Instructions to follow:
Print the listing below line for line, changing no character and leaving nothing out.

Source data:
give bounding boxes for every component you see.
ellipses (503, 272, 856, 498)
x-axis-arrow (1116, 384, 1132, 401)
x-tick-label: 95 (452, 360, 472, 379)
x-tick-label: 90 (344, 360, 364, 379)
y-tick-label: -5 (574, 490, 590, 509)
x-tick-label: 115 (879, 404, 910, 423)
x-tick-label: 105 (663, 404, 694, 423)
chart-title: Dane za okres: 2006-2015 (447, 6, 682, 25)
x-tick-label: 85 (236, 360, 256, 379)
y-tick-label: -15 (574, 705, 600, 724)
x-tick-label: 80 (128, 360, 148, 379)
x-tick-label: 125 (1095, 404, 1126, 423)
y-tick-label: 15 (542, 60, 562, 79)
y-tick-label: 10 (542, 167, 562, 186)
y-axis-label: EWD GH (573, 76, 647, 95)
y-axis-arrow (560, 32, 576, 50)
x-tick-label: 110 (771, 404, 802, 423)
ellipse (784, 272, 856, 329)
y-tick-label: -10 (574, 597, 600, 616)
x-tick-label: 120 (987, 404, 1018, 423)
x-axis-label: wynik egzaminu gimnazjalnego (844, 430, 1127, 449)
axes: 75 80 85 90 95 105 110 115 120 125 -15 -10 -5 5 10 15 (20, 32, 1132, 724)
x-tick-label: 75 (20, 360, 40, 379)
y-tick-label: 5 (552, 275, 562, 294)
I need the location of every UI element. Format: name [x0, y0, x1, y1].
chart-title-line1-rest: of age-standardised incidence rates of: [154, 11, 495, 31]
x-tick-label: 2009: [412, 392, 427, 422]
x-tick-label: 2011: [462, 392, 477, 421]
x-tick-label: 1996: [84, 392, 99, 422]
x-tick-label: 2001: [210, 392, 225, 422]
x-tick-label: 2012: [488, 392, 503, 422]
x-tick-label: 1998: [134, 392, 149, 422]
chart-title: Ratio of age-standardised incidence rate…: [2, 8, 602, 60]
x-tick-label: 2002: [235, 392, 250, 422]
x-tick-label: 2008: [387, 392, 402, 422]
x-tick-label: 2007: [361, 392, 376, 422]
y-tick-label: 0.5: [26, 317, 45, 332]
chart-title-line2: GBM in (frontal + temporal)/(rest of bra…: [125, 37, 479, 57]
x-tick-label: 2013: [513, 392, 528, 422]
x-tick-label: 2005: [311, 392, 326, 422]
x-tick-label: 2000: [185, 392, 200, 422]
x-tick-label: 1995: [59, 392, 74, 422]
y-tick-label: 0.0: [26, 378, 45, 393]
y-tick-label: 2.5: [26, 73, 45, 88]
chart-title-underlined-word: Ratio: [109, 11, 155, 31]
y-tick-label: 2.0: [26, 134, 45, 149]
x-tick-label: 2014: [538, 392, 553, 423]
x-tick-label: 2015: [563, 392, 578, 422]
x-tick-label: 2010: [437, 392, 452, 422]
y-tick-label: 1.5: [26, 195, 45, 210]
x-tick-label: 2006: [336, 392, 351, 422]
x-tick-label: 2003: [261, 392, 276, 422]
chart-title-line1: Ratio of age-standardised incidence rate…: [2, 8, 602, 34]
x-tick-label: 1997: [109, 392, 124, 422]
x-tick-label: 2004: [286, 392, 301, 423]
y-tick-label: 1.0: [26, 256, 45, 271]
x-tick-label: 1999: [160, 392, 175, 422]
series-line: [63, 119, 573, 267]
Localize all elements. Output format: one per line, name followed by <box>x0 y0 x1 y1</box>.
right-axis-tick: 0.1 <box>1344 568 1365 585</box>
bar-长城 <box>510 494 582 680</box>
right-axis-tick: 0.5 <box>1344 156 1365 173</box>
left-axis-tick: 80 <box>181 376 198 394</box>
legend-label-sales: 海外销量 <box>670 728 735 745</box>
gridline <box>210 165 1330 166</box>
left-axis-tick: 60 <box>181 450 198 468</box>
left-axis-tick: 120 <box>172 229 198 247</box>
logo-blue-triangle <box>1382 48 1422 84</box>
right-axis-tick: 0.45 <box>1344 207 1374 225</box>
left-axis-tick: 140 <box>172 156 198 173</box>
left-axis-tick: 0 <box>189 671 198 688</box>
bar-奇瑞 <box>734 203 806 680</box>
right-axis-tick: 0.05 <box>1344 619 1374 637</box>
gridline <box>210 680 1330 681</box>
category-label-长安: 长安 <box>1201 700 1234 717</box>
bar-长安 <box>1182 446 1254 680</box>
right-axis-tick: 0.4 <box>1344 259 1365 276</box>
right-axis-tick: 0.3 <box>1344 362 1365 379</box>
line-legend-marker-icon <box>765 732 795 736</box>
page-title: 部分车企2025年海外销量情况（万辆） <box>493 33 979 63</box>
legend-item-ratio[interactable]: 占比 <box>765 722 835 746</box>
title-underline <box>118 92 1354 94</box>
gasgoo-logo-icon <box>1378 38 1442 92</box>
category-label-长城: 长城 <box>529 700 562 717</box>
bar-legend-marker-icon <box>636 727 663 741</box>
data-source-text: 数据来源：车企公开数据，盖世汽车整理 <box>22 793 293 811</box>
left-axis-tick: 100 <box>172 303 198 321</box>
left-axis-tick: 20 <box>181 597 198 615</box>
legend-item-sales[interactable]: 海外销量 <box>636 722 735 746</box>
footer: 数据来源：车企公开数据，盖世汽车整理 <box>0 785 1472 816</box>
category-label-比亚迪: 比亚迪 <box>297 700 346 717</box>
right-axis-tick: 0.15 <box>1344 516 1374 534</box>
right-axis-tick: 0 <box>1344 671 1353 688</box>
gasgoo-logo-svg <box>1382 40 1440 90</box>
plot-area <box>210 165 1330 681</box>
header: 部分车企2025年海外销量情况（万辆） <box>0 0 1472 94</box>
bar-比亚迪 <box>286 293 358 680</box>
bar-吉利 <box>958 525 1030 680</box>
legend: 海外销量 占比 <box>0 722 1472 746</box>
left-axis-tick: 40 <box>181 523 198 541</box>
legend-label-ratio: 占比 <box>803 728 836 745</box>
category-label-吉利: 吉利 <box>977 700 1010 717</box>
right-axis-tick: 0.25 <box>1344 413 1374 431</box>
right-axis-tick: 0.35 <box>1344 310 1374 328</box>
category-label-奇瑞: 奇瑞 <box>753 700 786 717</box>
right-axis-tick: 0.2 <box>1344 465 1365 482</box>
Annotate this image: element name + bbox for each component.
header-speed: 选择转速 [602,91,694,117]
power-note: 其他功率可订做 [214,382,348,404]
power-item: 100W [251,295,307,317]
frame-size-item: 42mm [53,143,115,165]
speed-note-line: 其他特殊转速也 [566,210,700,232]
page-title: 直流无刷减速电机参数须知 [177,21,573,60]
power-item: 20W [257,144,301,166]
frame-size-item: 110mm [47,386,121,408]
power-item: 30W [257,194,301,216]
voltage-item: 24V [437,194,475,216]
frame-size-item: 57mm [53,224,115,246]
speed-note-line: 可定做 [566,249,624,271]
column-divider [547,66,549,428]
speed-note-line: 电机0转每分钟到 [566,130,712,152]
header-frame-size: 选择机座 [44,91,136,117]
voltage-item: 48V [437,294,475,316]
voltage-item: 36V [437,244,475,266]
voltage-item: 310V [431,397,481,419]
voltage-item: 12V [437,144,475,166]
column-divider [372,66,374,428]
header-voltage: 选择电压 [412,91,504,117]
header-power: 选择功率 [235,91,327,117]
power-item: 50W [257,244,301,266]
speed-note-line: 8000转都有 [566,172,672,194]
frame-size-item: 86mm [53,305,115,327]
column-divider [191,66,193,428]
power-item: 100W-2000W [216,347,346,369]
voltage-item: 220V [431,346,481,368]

Written reply:
give bounding boxes for every component you see.
ellipses (503, 272, 856, 498)
x-axis-arrow (1116, 384, 1132, 401)
x-tick-label: 95 (452, 360, 472, 379)
x-tick-label: 90 (344, 360, 364, 379)
y-tick-label: -5 (574, 490, 590, 509)
x-tick-label: 115 (879, 404, 910, 423)
x-tick-label: 105 (663, 404, 694, 423)
chart-title: Dane za okres: 2006-2015 (447, 6, 682, 25)
x-tick-label: 85 (236, 360, 256, 379)
y-tick-label: -15 (574, 705, 600, 724)
x-tick-label: 80 (128, 360, 148, 379)
x-tick-label: 125 (1095, 404, 1126, 423)
y-tick-label: 15 (542, 60, 562, 79)
y-tick-label: 10 (542, 167, 562, 186)
y-axis-label: EWD GH (573, 76, 647, 95)
y-axis-arrow (560, 32, 576, 50)
x-tick-label: 110 (771, 404, 802, 423)
ellipse (784, 272, 856, 329)
y-tick-label: -10 (574, 597, 600, 616)
x-tick-label: 120 (987, 404, 1018, 423)
x-axis-label: wynik egzaminu gimnazjalnego (844, 430, 1127, 449)
axes: 75 80 85 90 95 105 110 115 120 125 -15 -10 -5 5 10 15 (20, 32, 1132, 724)
x-tick-label: 75 (20, 360, 40, 379)
y-tick-label: 5 (552, 275, 562, 294)
I need the location of every UI element. Format: name [x0, y0, x1, y1].
chart-title-line1-rest: of age-standardised incidence rates of: [154, 11, 495, 31]
x-tick-label: 2009: [412, 392, 427, 422]
x-tick-label: 2011: [462, 392, 477, 421]
x-tick-label: 1996: [84, 392, 99, 422]
x-tick-label: 2001: [210, 392, 225, 422]
x-tick-label: 2012: [488, 392, 503, 422]
x-tick-label: 1998: [134, 392, 149, 422]
chart-title: Ratio of age-standardised incidence rate…: [2, 8, 602, 60]
x-tick-label: 2002: [235, 392, 250, 422]
x-tick-label: 2008: [387, 392, 402, 422]
x-tick-label: 2007: [361, 392, 376, 422]
y-tick-label: 0.5: [26, 317, 45, 332]
chart-title-line2: GBM in (frontal + temporal)/(rest of bra…: [125, 37, 479, 57]
x-tick-label: 2013: [513, 392, 528, 422]
x-tick-label: 2005: [311, 392, 326, 422]
x-tick-label: 2000: [185, 392, 200, 422]
x-tick-label: 1995: [59, 392, 74, 422]
y-tick-label: 0.0: [26, 378, 45, 393]
y-tick-label: 2.5: [26, 73, 45, 88]
chart-title-underlined-word: Ratio: [109, 11, 155, 31]
y-tick-label: 2.0: [26, 134, 45, 149]
x-tick-label: 2014: [538, 392, 553, 423]
x-tick-label: 2015: [563, 392, 578, 422]
x-tick-label: 2010: [437, 392, 452, 422]
y-tick-label: 1.5: [26, 195, 45, 210]
x-tick-label: 2006: [336, 392, 351, 422]
x-tick-label: 2003: [261, 392, 276, 422]
chart-title-line1: Ratio of age-standardised incidence rate…: [2, 8, 602, 34]
x-tick-label: 1997: [109, 392, 124, 422]
x-tick-label: 2004: [286, 392, 301, 423]
y-tick-label: 1.0: [26, 256, 45, 271]
x-tick-label: 1999: [160, 392, 175, 422]
series-line: [63, 119, 573, 267]
Localize all elements. Output format: one per line, name followed by <box>x0 y0 x1 y1</box>.
right-axis-tick: 0.1 <box>1344 568 1365 585</box>
bar-长城 <box>510 494 582 680</box>
right-axis-tick: 0.5 <box>1344 156 1365 173</box>
left-axis-tick: 80 <box>181 376 198 394</box>
legend-label-sales: 海外销量 <box>670 728 735 745</box>
gridline <box>210 165 1330 166</box>
left-axis-tick: 60 <box>181 450 198 468</box>
left-axis-tick: 120 <box>172 229 198 247</box>
logo-blue-triangle <box>1382 48 1422 84</box>
right-axis-tick: 0.45 <box>1344 207 1374 225</box>
left-axis-tick: 140 <box>172 156 198 173</box>
left-axis-tick: 0 <box>189 671 198 688</box>
bar-奇瑞 <box>734 203 806 680</box>
right-axis-tick: 0.05 <box>1344 619 1374 637</box>
gridline <box>210 680 1330 681</box>
category-label-长安: 长安 <box>1201 700 1234 717</box>
bar-长安 <box>1182 446 1254 680</box>
right-axis-tick: 0.4 <box>1344 259 1365 276</box>
right-axis-tick: 0.3 <box>1344 362 1365 379</box>
line-legend-marker-icon <box>765 732 795 736</box>
page-title: 部分车企2025年海外销量情况（万辆） <box>493 33 979 63</box>
legend-item-ratio[interactable]: 占比 <box>765 722 835 746</box>
title-underline <box>118 92 1354 94</box>
gasgoo-logo-icon <box>1378 38 1442 92</box>
category-label-长城: 长城 <box>529 700 562 717</box>
bar-legend-marker-icon <box>636 727 663 741</box>
data-source-text: 数据来源：车企公开数据，盖世汽车整理 <box>22 793 293 811</box>
left-axis-tick: 100 <box>172 303 198 321</box>
left-axis-tick: 20 <box>181 597 198 615</box>
legend-item-sales[interactable]: 海外销量 <box>636 722 735 746</box>
footer: 数据来源：车企公开数据，盖世汽车整理 <box>0 785 1472 816</box>
category-label-比亚迪: 比亚迪 <box>297 700 346 717</box>
right-axis-tick: 0.15 <box>1344 516 1374 534</box>
right-axis-tick: 0 <box>1344 671 1353 688</box>
gasgoo-logo-svg <box>1382 40 1440 90</box>
plot-area <box>210 165 1330 681</box>
header: 部分车企2025年海外销量情况（万辆） <box>0 0 1472 94</box>
bar-比亚迪 <box>286 293 358 680</box>
bar-吉利 <box>958 525 1030 680</box>
legend: 海外销量 占比 <box>0 722 1472 746</box>
left-axis-tick: 40 <box>181 523 198 541</box>
legend-label-ratio: 占比 <box>803 728 836 745</box>
category-label-吉利: 吉利 <box>977 700 1010 717</box>
right-axis-tick: 0.25 <box>1344 413 1374 431</box>
right-axis-tick: 0.35 <box>1344 310 1374 328</box>
category-label-奇瑞: 奇瑞 <box>753 700 786 717</box>
right-axis-tick: 0.2 <box>1344 465 1365 482</box>
Annotate this image: element name + bbox for each component.
header-speed: 选择转速 [602,91,694,117]
power-note: 其他功率可订做 [214,382,348,404]
power-item: 100W [251,295,307,317]
frame-size-item: 42mm [53,143,115,165]
speed-note-line: 其他特殊转速也 [566,210,700,232]
page-title: 直流无刷减速电机参数须知 [177,21,573,60]
power-item: 20W [257,144,301,166]
frame-size-item: 110mm [47,386,121,408]
power-item: 30W [257,194,301,216]
voltage-item: 24V [437,194,475,216]
frame-size-item: 57mm [53,224,115,246]
speed-note-line: 可定做 [566,249,624,271]
column-divider [547,66,549,428]
speed-note-line: 电机0转每分钟到 [566,130,712,152]
header-frame-size: 选择机座 [44,91,136,117]
voltage-item: 48V [437,294,475,316]
voltage-item: 36V [437,244,475,266]
voltage-item: 310V [431,397,481,419]
voltage-item: 12V [437,144,475,166]
column-divider [372,66,374,428]
header-voltage: 选择电压 [412,91,504,117]
header-power: 选择功率 [235,91,327,117]
power-item: 50W [257,244,301,266]
speed-note-line: 8000转都有 [566,172,672,194]
frame-size-item: 86mm [53,305,115,327]
column-divider [191,66,193,428]
power-item: 100W-2000W [216,347,346,369]
voltage-item: 220V [431,346,481,368]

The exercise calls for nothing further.